## Provided data

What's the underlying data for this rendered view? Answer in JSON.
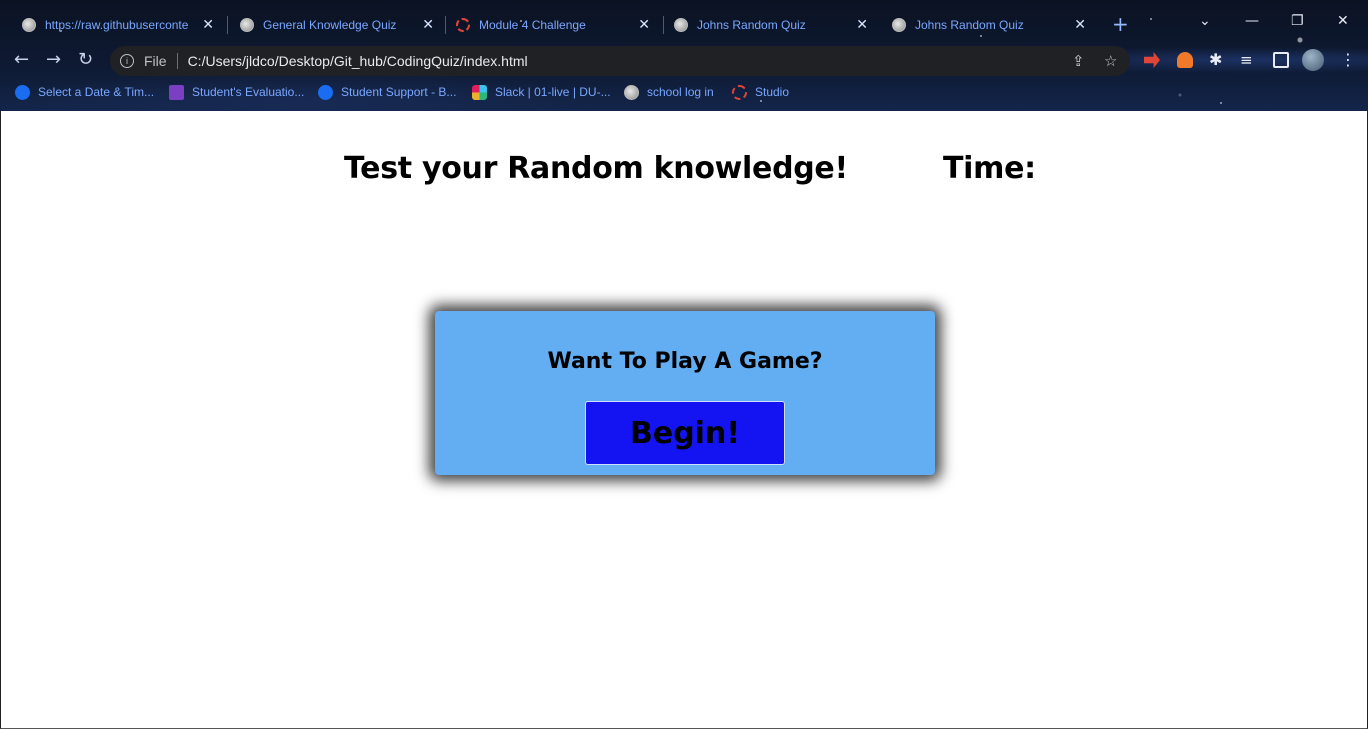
{
  "browser": {
    "tabs": [
      {
        "title": "https://raw.githubuserconte",
        "favicon": "globe-icon"
      },
      {
        "title": "General Knowledge Quiz",
        "favicon": "globe-icon"
      },
      {
        "title": "Module 4 Challenge",
        "favicon": "dashed-ring-icon"
      },
      {
        "title": "Johns Random Quiz",
        "favicon": "globe-icon"
      },
      {
        "title": "Johns Random Quiz",
        "favicon": "globe-icon"
      }
    ],
    "tab_close_glyph": "✕",
    "new_tab_glyph": "+",
    "address": {
      "scheme_label": "File",
      "url": "C:/Users/jldco/Desktop/Git_hub/CodingQuiz/index.html"
    },
    "bookmarks": [
      {
        "label": "Select a Date & Tim...",
        "icon": "calendly-icon"
      },
      {
        "label": "Student's Evaluatio...",
        "icon": "forms-icon"
      },
      {
        "label": "Student Support - B...",
        "icon": "calendly-icon"
      },
      {
        "label": "Slack | 01-live | DU-...",
        "icon": "slack-icon"
      },
      {
        "label": "school log in",
        "icon": "globe-icon"
      },
      {
        "label": "Studio",
        "icon": "dashed-ring-icon"
      }
    ]
  },
  "page": {
    "heading": "Test your Random knowledge!",
    "timer_label": "Time:",
    "card": {
      "title": "Want To Play A Game?",
      "begin_label": "Begin!"
    }
  },
  "colors": {
    "card_bg": "#63adf2",
    "button_bg": "#1414f2",
    "tab_text": "#7aa7ff"
  }
}
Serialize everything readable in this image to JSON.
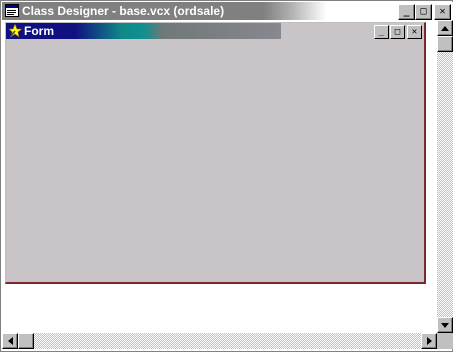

## Aim of the exercise
Copy each line holding the word "ring" from the listing above.

## Finished exercise
        "favicon": "dashed-ring-icon"
        "icon": "dashed-ring-icon"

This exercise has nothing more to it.